**Exercise requirements**
Filter this data down to the lines that hold "Junio", and copy them.

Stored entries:
++++++++++++++++++++
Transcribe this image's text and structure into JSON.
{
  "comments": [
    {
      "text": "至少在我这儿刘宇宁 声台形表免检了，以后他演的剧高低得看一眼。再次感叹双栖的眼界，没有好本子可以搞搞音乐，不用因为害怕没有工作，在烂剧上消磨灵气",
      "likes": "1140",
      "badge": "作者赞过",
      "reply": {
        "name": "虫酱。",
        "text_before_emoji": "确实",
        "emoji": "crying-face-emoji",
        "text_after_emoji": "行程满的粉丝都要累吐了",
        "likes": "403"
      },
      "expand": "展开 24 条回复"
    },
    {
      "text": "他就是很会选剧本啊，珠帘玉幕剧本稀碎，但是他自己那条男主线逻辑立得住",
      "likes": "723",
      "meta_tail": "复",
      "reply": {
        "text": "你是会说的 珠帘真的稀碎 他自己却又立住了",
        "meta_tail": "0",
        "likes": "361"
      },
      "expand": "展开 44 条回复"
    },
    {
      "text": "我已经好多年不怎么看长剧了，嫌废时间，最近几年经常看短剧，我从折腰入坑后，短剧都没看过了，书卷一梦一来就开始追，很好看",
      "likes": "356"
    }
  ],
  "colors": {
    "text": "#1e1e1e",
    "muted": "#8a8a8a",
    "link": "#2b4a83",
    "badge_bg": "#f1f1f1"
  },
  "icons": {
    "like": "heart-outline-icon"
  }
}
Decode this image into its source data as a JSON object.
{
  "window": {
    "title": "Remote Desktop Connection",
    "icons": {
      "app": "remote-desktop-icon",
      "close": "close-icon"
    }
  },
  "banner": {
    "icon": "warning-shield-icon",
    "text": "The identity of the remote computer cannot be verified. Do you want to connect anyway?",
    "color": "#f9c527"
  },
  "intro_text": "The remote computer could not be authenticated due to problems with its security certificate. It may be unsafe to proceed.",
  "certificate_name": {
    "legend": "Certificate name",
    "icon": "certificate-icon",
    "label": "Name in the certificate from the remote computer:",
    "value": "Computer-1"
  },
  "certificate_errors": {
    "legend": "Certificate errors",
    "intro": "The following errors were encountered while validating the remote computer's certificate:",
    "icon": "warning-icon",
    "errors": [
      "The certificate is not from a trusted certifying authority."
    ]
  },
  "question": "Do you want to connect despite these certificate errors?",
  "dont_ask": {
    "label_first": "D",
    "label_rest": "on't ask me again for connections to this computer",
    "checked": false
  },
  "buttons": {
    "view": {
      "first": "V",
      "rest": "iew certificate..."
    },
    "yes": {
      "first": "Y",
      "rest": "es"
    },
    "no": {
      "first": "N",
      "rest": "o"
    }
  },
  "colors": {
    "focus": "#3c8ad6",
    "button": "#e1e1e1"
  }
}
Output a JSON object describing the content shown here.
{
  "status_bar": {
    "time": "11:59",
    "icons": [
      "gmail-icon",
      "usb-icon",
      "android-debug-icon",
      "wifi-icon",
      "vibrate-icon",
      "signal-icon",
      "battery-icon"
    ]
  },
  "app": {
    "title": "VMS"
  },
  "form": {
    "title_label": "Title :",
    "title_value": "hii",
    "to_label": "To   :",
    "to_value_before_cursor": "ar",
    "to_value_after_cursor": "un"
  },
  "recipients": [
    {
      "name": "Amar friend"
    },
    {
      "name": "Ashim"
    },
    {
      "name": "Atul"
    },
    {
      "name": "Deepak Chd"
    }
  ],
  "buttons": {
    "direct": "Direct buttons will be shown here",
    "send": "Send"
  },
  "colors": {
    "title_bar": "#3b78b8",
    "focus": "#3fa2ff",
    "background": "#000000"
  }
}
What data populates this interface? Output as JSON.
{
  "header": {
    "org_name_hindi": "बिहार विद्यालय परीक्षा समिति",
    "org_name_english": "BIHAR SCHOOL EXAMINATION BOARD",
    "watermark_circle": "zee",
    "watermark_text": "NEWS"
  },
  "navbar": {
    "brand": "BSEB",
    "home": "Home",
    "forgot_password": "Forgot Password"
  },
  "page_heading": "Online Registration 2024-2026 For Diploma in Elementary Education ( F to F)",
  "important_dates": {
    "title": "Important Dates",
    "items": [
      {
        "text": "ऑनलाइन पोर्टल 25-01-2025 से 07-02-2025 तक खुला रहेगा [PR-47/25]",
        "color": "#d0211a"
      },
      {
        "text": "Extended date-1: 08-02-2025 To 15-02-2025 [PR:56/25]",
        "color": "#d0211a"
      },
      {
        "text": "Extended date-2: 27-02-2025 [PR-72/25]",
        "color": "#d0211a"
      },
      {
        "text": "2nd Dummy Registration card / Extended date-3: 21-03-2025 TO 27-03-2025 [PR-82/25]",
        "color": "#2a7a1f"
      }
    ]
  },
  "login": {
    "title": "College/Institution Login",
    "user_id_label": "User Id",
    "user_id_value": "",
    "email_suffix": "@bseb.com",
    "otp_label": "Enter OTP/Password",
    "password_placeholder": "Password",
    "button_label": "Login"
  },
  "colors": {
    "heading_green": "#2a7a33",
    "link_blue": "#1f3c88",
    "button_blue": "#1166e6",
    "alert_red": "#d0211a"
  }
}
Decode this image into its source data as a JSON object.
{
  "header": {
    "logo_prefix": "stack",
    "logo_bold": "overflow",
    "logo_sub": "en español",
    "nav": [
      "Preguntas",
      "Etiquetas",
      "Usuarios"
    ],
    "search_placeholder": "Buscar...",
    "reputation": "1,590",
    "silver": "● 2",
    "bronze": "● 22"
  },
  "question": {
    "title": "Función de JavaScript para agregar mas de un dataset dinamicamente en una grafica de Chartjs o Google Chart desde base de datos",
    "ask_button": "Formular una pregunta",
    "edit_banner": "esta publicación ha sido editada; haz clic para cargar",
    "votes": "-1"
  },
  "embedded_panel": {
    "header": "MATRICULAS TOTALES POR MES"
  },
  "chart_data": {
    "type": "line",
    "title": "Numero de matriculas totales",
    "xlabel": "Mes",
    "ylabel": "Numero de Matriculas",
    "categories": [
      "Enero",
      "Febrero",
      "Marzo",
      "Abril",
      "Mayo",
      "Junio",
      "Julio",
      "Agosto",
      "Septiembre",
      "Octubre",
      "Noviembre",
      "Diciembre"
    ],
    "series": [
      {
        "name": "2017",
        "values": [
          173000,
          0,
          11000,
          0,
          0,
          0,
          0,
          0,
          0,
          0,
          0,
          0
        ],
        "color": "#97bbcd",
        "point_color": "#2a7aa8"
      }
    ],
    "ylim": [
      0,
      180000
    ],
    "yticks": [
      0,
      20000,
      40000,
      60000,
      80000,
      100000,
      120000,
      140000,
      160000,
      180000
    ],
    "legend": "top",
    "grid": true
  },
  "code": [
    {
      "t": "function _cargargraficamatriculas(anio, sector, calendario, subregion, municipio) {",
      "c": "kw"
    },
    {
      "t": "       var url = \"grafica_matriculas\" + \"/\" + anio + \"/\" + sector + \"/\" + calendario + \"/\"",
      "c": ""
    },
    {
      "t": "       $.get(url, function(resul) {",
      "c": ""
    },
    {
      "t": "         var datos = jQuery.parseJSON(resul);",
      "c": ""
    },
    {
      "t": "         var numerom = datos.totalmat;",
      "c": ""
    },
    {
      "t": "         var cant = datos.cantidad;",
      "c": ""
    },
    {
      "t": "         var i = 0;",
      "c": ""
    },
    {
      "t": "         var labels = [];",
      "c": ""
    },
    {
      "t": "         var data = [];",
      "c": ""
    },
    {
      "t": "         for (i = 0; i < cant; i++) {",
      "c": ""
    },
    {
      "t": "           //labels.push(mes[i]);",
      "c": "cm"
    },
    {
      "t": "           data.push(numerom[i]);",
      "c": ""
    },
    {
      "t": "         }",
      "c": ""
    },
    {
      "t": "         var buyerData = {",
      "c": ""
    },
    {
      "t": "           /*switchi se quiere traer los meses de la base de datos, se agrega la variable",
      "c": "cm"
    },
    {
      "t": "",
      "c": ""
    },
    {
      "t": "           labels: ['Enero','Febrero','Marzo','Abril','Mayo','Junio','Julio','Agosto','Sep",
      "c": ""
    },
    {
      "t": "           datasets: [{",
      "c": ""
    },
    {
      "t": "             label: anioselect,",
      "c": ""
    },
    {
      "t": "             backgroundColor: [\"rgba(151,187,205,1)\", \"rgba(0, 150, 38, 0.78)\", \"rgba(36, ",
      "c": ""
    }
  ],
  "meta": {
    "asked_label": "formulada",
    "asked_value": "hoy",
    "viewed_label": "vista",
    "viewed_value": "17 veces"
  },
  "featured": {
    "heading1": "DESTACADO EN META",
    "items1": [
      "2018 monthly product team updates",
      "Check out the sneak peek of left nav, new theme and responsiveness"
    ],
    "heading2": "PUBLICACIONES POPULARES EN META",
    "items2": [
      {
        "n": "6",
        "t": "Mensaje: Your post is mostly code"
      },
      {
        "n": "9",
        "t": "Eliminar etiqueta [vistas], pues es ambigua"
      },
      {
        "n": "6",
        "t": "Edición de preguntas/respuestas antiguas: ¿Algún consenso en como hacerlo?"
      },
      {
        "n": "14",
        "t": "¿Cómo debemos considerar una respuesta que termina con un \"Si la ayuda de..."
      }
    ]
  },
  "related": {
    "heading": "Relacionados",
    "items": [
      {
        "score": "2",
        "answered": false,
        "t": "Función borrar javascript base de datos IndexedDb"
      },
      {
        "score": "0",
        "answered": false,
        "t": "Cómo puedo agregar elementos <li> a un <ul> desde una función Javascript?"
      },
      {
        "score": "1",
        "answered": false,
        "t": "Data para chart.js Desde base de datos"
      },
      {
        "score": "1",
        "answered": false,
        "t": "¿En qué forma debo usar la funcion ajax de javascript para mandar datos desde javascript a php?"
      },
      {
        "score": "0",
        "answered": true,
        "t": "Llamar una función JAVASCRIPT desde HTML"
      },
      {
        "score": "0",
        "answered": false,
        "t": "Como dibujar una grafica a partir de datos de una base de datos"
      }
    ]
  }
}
++++++++++++++++++++
**Output below**
      "Junio",
      "t": "           labels: ['Enero','Febrero','Marzo','Abril','Mayo','Junio','Julio','Agosto','Sep",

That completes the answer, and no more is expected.